→ JOB
Return the complete listing that follows, with each line reproduced exactly.

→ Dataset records
+-------+

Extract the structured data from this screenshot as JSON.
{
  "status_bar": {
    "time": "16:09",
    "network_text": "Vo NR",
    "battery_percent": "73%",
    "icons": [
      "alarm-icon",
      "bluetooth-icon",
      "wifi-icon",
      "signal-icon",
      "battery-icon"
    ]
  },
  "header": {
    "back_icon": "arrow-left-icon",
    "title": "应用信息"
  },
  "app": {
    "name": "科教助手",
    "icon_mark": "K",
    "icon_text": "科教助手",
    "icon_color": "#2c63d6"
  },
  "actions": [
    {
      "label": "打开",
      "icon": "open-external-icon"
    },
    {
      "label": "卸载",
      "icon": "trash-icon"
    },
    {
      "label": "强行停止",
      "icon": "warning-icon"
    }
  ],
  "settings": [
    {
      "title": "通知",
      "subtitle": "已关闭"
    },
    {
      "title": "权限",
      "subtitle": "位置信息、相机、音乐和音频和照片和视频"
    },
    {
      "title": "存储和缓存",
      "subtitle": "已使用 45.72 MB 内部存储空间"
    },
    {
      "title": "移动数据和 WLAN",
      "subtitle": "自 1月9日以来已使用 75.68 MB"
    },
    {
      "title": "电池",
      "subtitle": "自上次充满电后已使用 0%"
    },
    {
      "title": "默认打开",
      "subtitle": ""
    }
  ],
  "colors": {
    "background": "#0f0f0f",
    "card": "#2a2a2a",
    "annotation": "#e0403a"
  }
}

+-------+

→ COMPLETE OUTPUT
Extract the structured data from this screenshot as JSON.
{
  "status_bar": {
    "time": "16:09",
    "network_text": "Vo NR",
    "battery_percent": "73%",
    "icons": [
      "alarm-icon",
      "bluetooth-icon",
      "wifi-icon",
      "signal-icon",
      "battery-icon"
    ]
  },
  "header": {
    "back_icon": "arrow-left-icon",
    "title": "应用信息"
  },
  "app": {
    "name": "科教助手",
    "icon_mark": "K",
    "icon_text": "科教助手",
    "icon_color": "#2c63d6"
  },
  "actions": [
    {
      "label": "打开",
      "icon": "open-external-icon"
    },
    {
      "label": "卸载",
      "icon": "trash-icon"
    },
    {
      "label": "强行停止",
      "icon": "warning-icon"
    }
  ],
  "settings": [
    {
      "title": "通知",
      "subtitle": "已关闭"
    },
    {
      "title": "权限",
      "subtitle": "位置信息、相机、音乐和音频和照片和视频"
    },
    {
      "title": "存储和缓存",
      "subtitle": "已使用 45.72 MB 内部存储空间"
    },
    {
      "title": "移动数据和 WLAN",
      "subtitle": "自 1月9日以来已使用 75.68 MB"
    },
    {
      "title": "电池",
      "subtitle": "自上次充满电后已使用 0%"
    },
    {
      "title": "默认打开",
      "subtitle": ""
    }
  ],
  "colors": {
    "background": "#0f0f0f",
    "card": "#2a2a2a",
    "annotation": "#e0403a"
  }
}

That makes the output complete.